• Your instructions: Every record is to be duplicated exactly as it reads, without its images.

• Input material:
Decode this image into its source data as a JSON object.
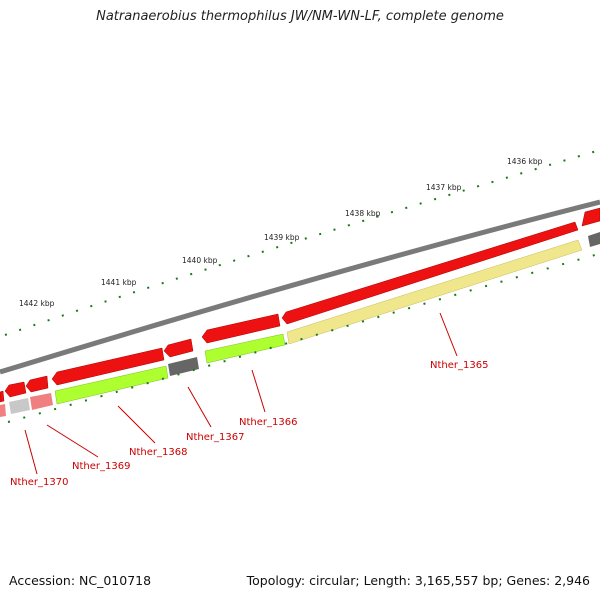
{
  "title": "Natranaerobius thermophilus JW/NM-WN-LF, complete genome",
  "accession_text": "Accession: NC_010718",
  "summary_text": "Topology: circular; Length: 3,165,557 bp; Genes: 2,946",
  "ruler": {
    "labels": [
      "1436 kbp",
      "1437 kbp",
      "1438 kbp",
      "1439 kbp",
      "1440 kbp",
      "1441 kbp",
      "1442 kbp"
    ]
  },
  "genes": [
    {
      "label": "Nther_1365",
      "strand": "forward",
      "color": "#ee1111",
      "product_color": "#f0e68c"
    },
    {
      "label": "Nther_1366",
      "strand": "reverse",
      "color": "#ee1111",
      "product_color": "#adff2f"
    },
    {
      "label": "Nther_1367",
      "strand": "reverse",
      "color": "#ee1111",
      "product_color": "#666666"
    },
    {
      "label": "Nther_1368",
      "strand": "reverse",
      "color": "#ee1111",
      "product_color": "#adff2f"
    },
    {
      "label": "Nther_1369",
      "strand": "reverse",
      "color": "#ee1111",
      "product_color": "#f08080"
    },
    {
      "label": "Nther_1370",
      "strand": "reverse",
      "color": "#ee1111",
      "product_color": "#c8c8c8"
    }
  ],
  "colors": {
    "backbone": "#7a7a7a",
    "gene": "#ee1111",
    "tick": "#1a7a1a",
    "label": "#cc0000"
  }
}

• Output for this exercise:
Decode this image into its source data as a JSON object.
{
  "title": "Natranaerobius thermophilus JW/NM-WN-LF, complete genome",
  "accession_text": "Accession: NC_010718",
  "summary_text": "Topology: circular; Length: 3,165,557 bp; Genes: 2,946",
  "ruler": {
    "labels": [
      "1436 kbp",
      "1437 kbp",
      "1438 kbp",
      "1439 kbp",
      "1440 kbp",
      "1441 kbp",
      "1442 kbp"
    ]
  },
  "genes": [
    {
      "label": "Nther_1365",
      "strand": "forward",
      "color": "#ee1111",
      "product_color": "#f0e68c"
    },
    {
      "label": "Nther_1366",
      "strand": "reverse",
      "color": "#ee1111",
      "product_color": "#adff2f"
    },
    {
      "label": "Nther_1367",
      "strand": "reverse",
      "color": "#ee1111",
      "product_color": "#666666"
    },
    {
      "label": "Nther_1368",
      "strand": "reverse",
      "color": "#ee1111",
      "product_color": "#adff2f"
    },
    {
      "label": "Nther_1369",
      "strand": "reverse",
      "color": "#ee1111",
      "product_color": "#f08080"
    },
    {
      "label": "Nther_1370",
      "strand": "reverse",
      "color": "#ee1111",
      "product_color": "#c8c8c8"
    }
  ],
  "colors": {
    "backbone": "#7a7a7a",
    "gene": "#ee1111",
    "tick": "#1a7a1a",
    "label": "#cc0000"
  }
}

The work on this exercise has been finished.